Records about charts and figures:
>> BEGIN

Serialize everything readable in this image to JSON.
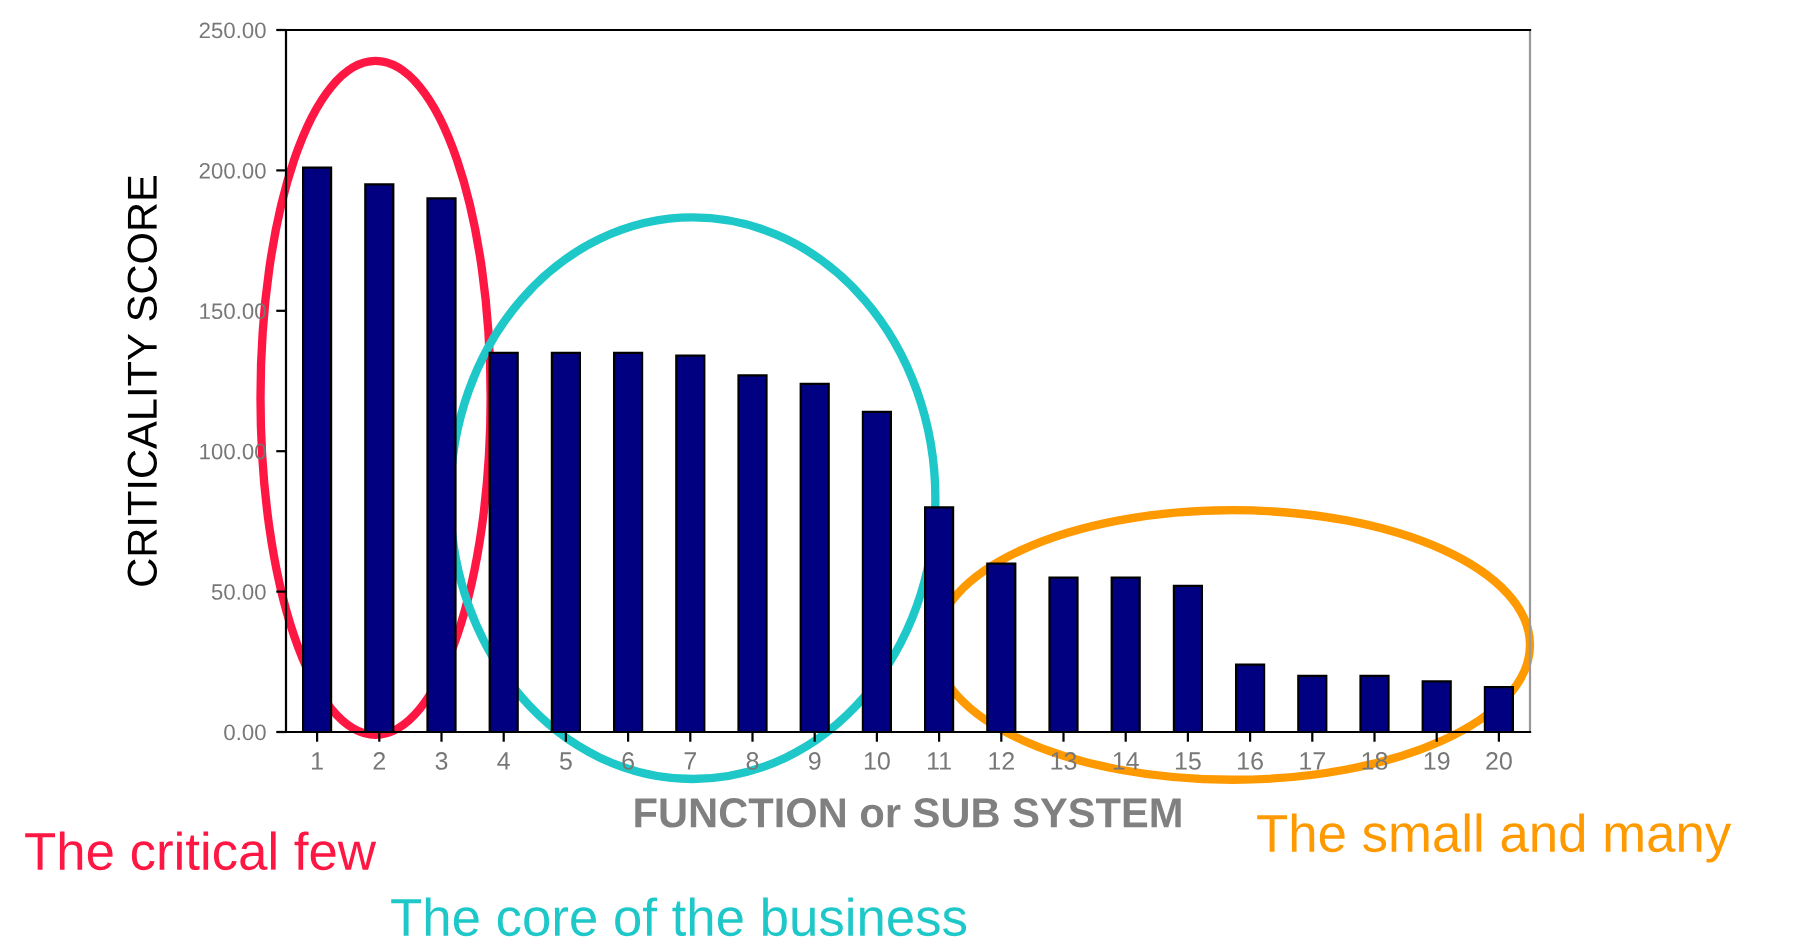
{
  "chart_data": {
    "type": "bar",
    "xlabel": "FUNCTION or SUB SYSTEM",
    "ylabel": "CRITICALITY SCORE",
    "categories": [
      "1",
      "2",
      "3",
      "4",
      "5",
      "6",
      "7",
      "8",
      "9",
      "10",
      "11",
      "12",
      "13",
      "14",
      "15",
      "16",
      "17",
      "18",
      "19",
      "20"
    ],
    "values": [
      201,
      195,
      190,
      135,
      135,
      135,
      134,
      127,
      124,
      114,
      80,
      60,
      55,
      55,
      52,
      24,
      20,
      20,
      18,
      16
    ],
    "color": "#000080",
    "ylim": [
      0,
      250
    ],
    "yticks": [
      {
        "value": 0,
        "label": "0.00"
      },
      {
        "value": 50,
        "label": "50.00"
      },
      {
        "value": 100,
        "label": "100.00"
      },
      {
        "value": 150,
        "label": "150.00"
      },
      {
        "value": 200,
        "label": "200.00"
      },
      {
        "value": 250,
        "label": "250.00"
      }
    ],
    "grid": false,
    "annotations": [
      "The critical few",
      "The core of the business",
      "The small and many"
    ]
  }
}
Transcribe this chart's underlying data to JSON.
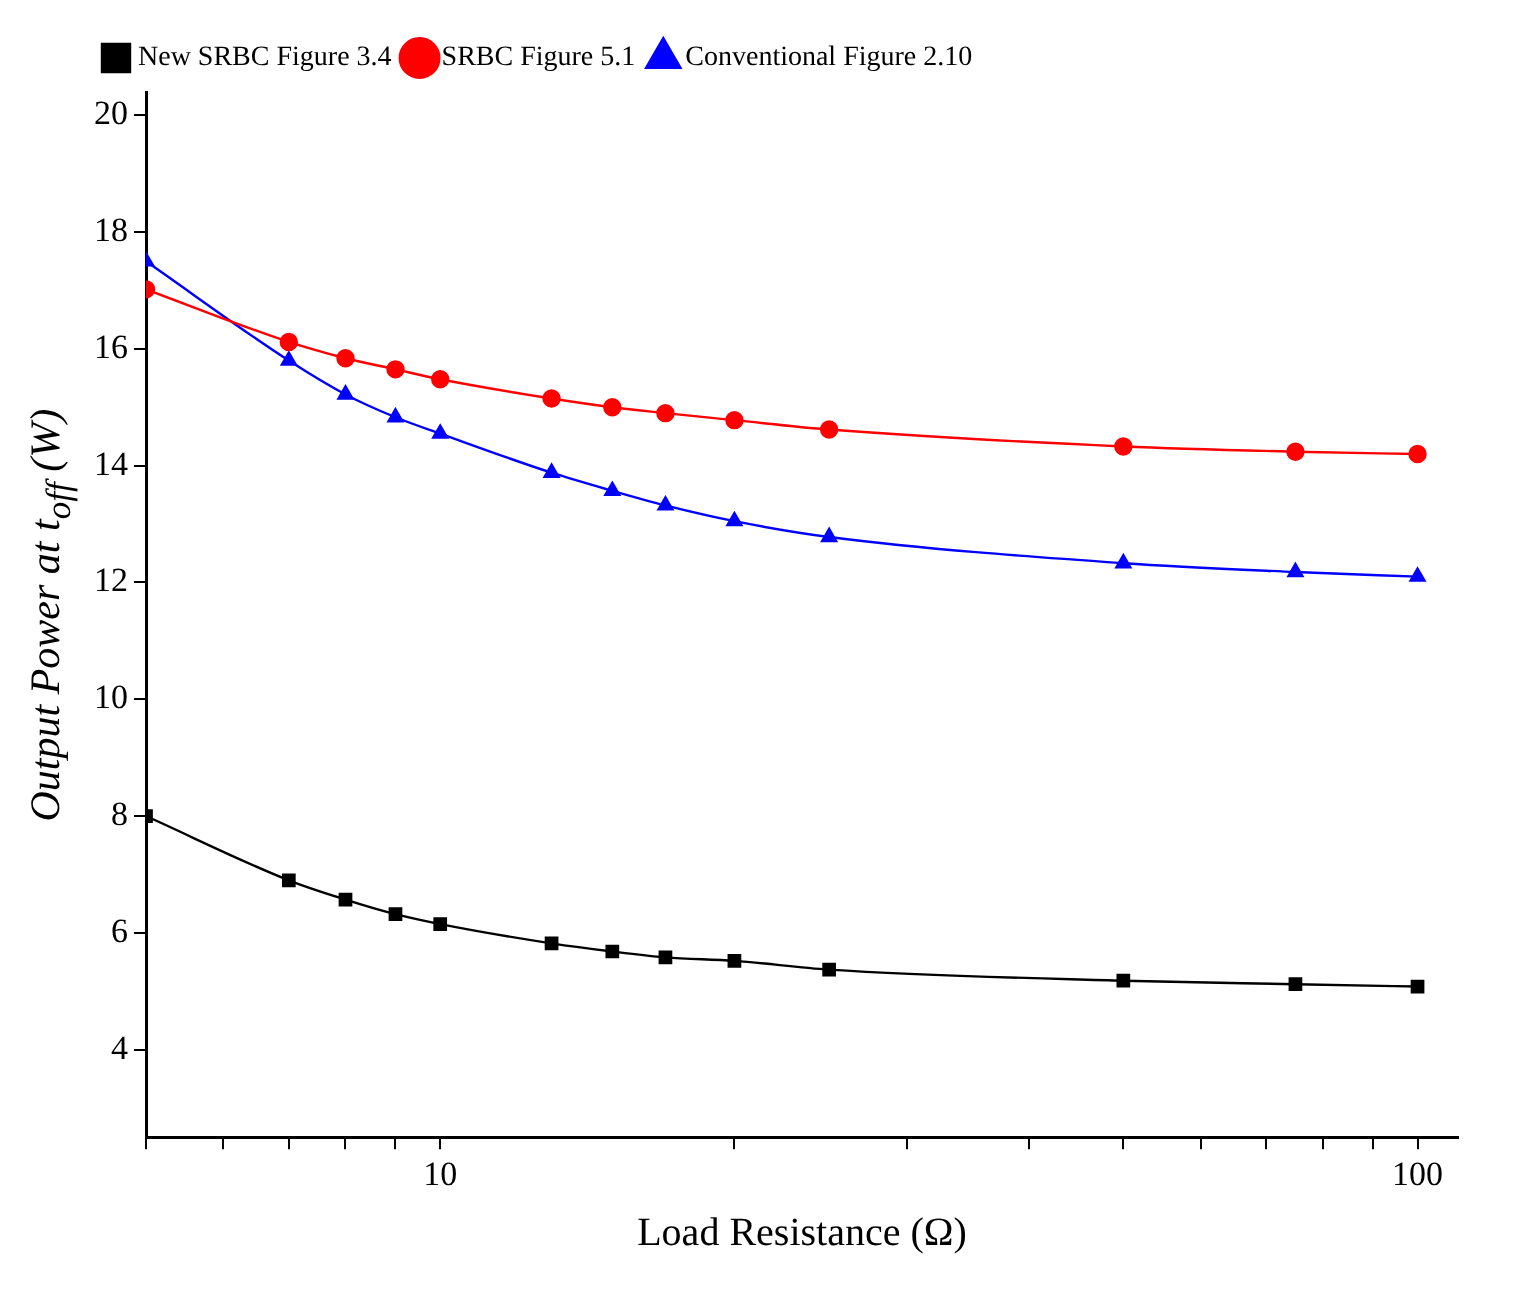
{
  "chart_data": {
    "type": "line",
    "xlabel": "Load Resistance (Ω)",
    "ylabel": "Output Power at t$_{off}$ (W)",
    "log": "x",
    "xlim": [
      5,
      110
    ],
    "ylim": [
      2.5,
      20.4
    ],
    "xticks": [
      {
        "value": 5,
        "label": null
      },
      {
        "value": 6,
        "label": null
      },
      {
        "value": 7,
        "label": null
      },
      {
        "value": 8,
        "label": null
      },
      {
        "value": 9,
        "label": null
      },
      10,
      {
        "value": 20,
        "label": null
      },
      {
        "value": 30,
        "label": null
      },
      {
        "value": 40,
        "label": null
      },
      {
        "value": 50,
        "label": null
      },
      {
        "value": 60,
        "label": null
      },
      {
        "value": 70,
        "label": null
      },
      {
        "value": 80,
        "label": null
      },
      {
        "value": 90,
        "label": null
      },
      100
    ],
    "yticks": [
      4,
      6,
      8,
      10,
      12,
      14,
      16,
      18,
      20
    ],
    "x": [
      5,
      7,
      8,
      9,
      10,
      13,
      15,
      17,
      20,
      25,
      50,
      75,
      100
    ],
    "series": [
      {
        "name": "New SRBC Figure 3.4",
        "color": "#000000",
        "marker": "square",
        "values": [
          8.0,
          6.9,
          6.57,
          6.32,
          6.15,
          5.82,
          5.68,
          5.58,
          5.52,
          5.37,
          5.18,
          5.12,
          5.08
        ]
      },
      {
        "name": "SRBC Figure 5.1",
        "color": "#ff0000",
        "marker": "circle",
        "values": [
          17.02,
          16.12,
          15.84,
          15.65,
          15.48,
          15.15,
          15.0,
          14.9,
          14.78,
          14.62,
          14.33,
          14.24,
          14.2
        ]
      },
      {
        "name": "Conventional Figure 2.10",
        "color": "#0000ff",
        "marker": "triangle",
        "values": [
          17.5,
          15.8,
          15.22,
          14.83,
          14.55,
          13.88,
          13.57,
          13.32,
          13.05,
          12.78,
          12.33,
          12.18,
          12.1
        ]
      }
    ],
    "legend": "top",
    "grid": false
  }
}
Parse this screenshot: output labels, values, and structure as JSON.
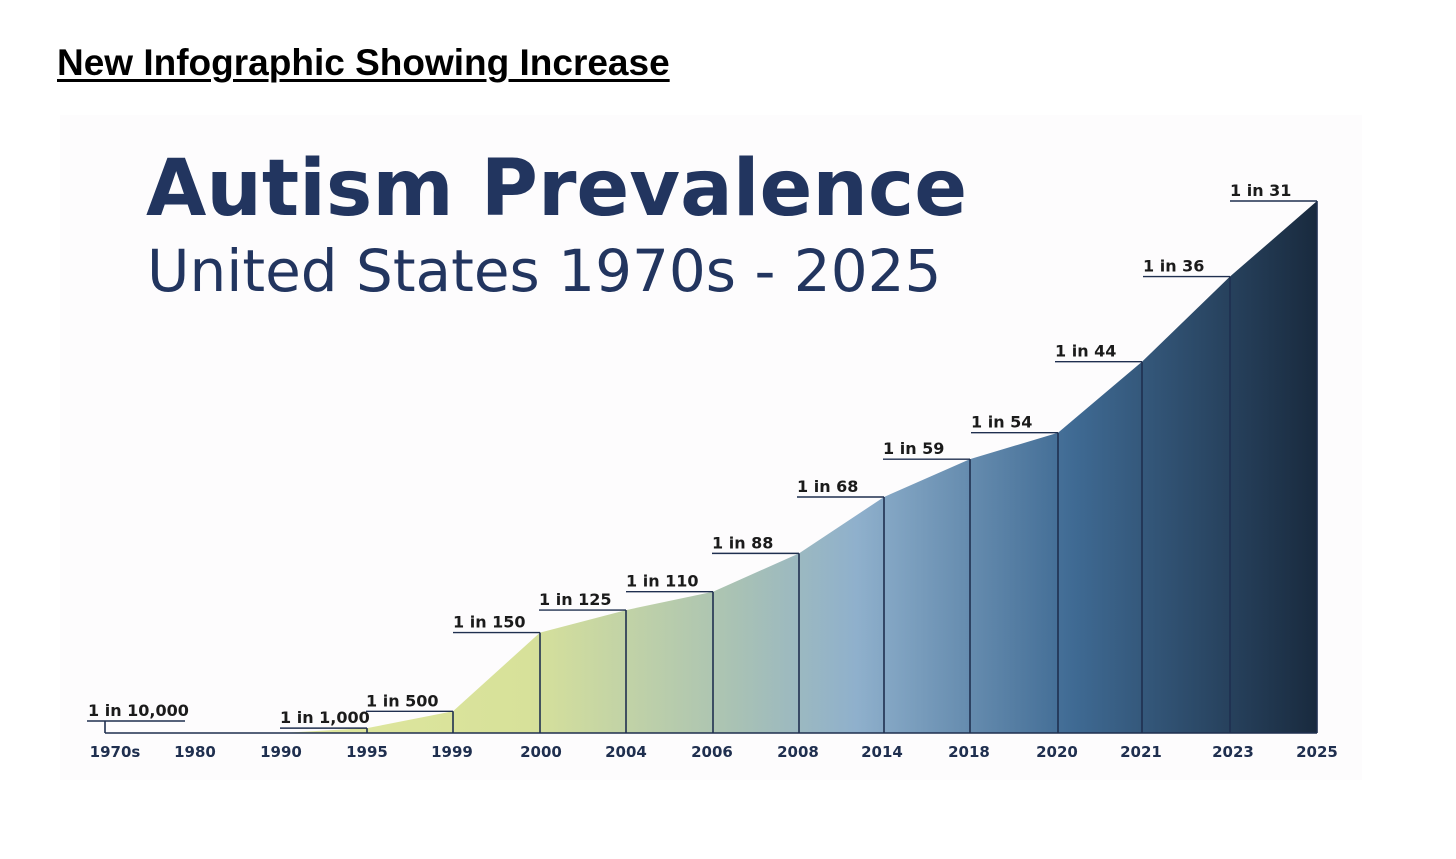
{
  "heading": "New Infographic Showing Increase",
  "chart_data": {
    "type": "area",
    "title": "Autism Prevalence",
    "subtitle": "United States 1970s - 2025",
    "categories": [
      "1970s",
      "1980",
      "1990",
      "1995",
      "1999",
      "2000",
      "2004",
      "2006",
      "2008",
      "2014",
      "2018",
      "2020",
      "2021",
      "2023",
      "2025"
    ],
    "denominators": [
      10000,
      null,
      null,
      1000,
      500,
      150,
      125,
      110,
      88,
      68,
      59,
      54,
      44,
      36,
      31
    ],
    "labels": [
      "1 in 10,000",
      "",
      "",
      "1 in 1,000",
      "1 in 500",
      "1 in 150",
      "1 in 125",
      "1 in 110",
      "1 in 88",
      "1 in 68",
      "1 in 59",
      "1 in 54",
      "1 in 44",
      "1 in 36",
      "1 in 31"
    ],
    "xlabel": "",
    "ylabel": "",
    "grid": false,
    "legend": "none",
    "colors": {
      "title": "#22355f",
      "axis": "#1f2f4f",
      "gradient_start": "#e6eca0",
      "gradient_mid": "#8fb0cc",
      "gradient_end": "#192a3e"
    }
  }
}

>> END

◆ **What to produce**
Reproduce the listing exactly. Leave its pictures out.

◆ **Result of the exercise**
Serialize everything readable in this image to JSON.
{
  "chart_data": {
    "type": "bar",
    "xlabel": "FUNCTION or SUB SYSTEM",
    "ylabel": "CRITICALITY SCORE",
    "categories": [
      "1",
      "2",
      "3",
      "4",
      "5",
      "6",
      "7",
      "8",
      "9",
      "10",
      "11",
      "12",
      "13",
      "14",
      "15",
      "16",
      "17",
      "18",
      "19",
      "20"
    ],
    "values": [
      201,
      195,
      190,
      135,
      135,
      135,
      134,
      127,
      124,
      114,
      80,
      60,
      55,
      55,
      52,
      24,
      20,
      20,
      18,
      16
    ],
    "color": "#000080",
    "ylim": [
      0,
      250
    ],
    "yticks": [
      {
        "value": 0,
        "label": "0.00"
      },
      {
        "value": 50,
        "label": "50.00"
      },
      {
        "value": 100,
        "label": "100.00"
      },
      {
        "value": 150,
        "label": "150.00"
      },
      {
        "value": 200,
        "label": "200.00"
      },
      {
        "value": 250,
        "label": "250.00"
      }
    ],
    "grid": false,
    "annotations": [
      "The critical few",
      "The core of the business",
      "The small and many"
    ]
  }
}
Transcribe this chart's underlying data to JSON.
{
  "chart_data": {
    "type": "line",
    "xlabel": "Load Resistance (Ω)",
    "ylabel": "Output Power at t$_{off}$ (W)",
    "log": "x",
    "xlim": [
      5,
      110
    ],
    "ylim": [
      2.5,
      20.4
    ],
    "xticks": [
      {
        "value": 5,
        "label": null
      },
      {
        "value": 6,
        "label": null
      },
      {
        "value": 7,
        "label": null
      },
      {
        "value": 8,
        "label": null
      },
      {
        "value": 9,
        "label": null
      },
      10,
      {
        "value": 20,
        "label": null
      },
      {
        "value": 30,
        "label": null
      },
      {
        "value": 40,
        "label": null
      },
      {
        "value": 50,
        "label": null
      },
      {
        "value": 60,
        "label": null
      },
      {
        "value": 70,
        "label": null
      },
      {
        "value": 80,
        "label": null
      },
      {
        "value": 90,
        "label": null
      },
      100
    ],
    "yticks": [
      4,
      6,
      8,
      10,
      12,
      14,
      16,
      18,
      20
    ],
    "x": [
      5,
      7,
      8,
      9,
      10,
      13,
      15,
      17,
      20,
      25,
      50,
      75,
      100
    ],
    "series": [
      {
        "name": "New SRBC Figure 3.4",
        "color": "#000000",
        "marker": "square",
        "values": [
          8.0,
          6.9,
          6.57,
          6.32,
          6.15,
          5.82,
          5.68,
          5.58,
          5.52,
          5.37,
          5.18,
          5.12,
          5.08
        ]
      },
      {
        "name": "SRBC Figure 5.1",
        "color": "#ff0000",
        "marker": "circle",
        "values": [
          17.02,
          16.12,
          15.84,
          15.65,
          15.48,
          15.15,
          15.0,
          14.9,
          14.78,
          14.62,
          14.33,
          14.24,
          14.2
        ]
      },
      {
        "name": "Conventional Figure 2.10",
        "color": "#0000ff",
        "marker": "triangle",
        "values": [
          17.5,
          15.8,
          15.22,
          14.83,
          14.55,
          13.88,
          13.57,
          13.32,
          13.05,
          12.78,
          12.33,
          12.18,
          12.1
        ]
      }
    ],
    "legend": "top",
    "grid": false
  }
}
Parse this screenshot: output labels, values, and structure as JSON.
{
  "heading": "New Infographic Showing Increase",
  "chart_data": {
    "type": "area",
    "title": "Autism Prevalence",
    "subtitle": "United States 1970s - 2025",
    "categories": [
      "1970s",
      "1980",
      "1990",
      "1995",
      "1999",
      "2000",
      "2004",
      "2006",
      "2008",
      "2014",
      "2018",
      "2020",
      "2021",
      "2023",
      "2025"
    ],
    "denominators": [
      10000,
      null,
      null,
      1000,
      500,
      150,
      125,
      110,
      88,
      68,
      59,
      54,
      44,
      36,
      31
    ],
    "labels": [
      "1 in 10,000",
      "",
      "",
      "1 in 1,000",
      "1 in 500",
      "1 in 150",
      "1 in 125",
      "1 in 110",
      "1 in 88",
      "1 in 68",
      "1 in 59",
      "1 in 54",
      "1 in 44",
      "1 in 36",
      "1 in 31"
    ],
    "xlabel": "",
    "ylabel": "",
    "grid": false,
    "legend": "none",
    "colors": {
      "title": "#22355f",
      "axis": "#1f2f4f",
      "gradient_start": "#e6eca0",
      "gradient_mid": "#8fb0cc",
      "gradient_end": "#192a3e"
    }
  }
}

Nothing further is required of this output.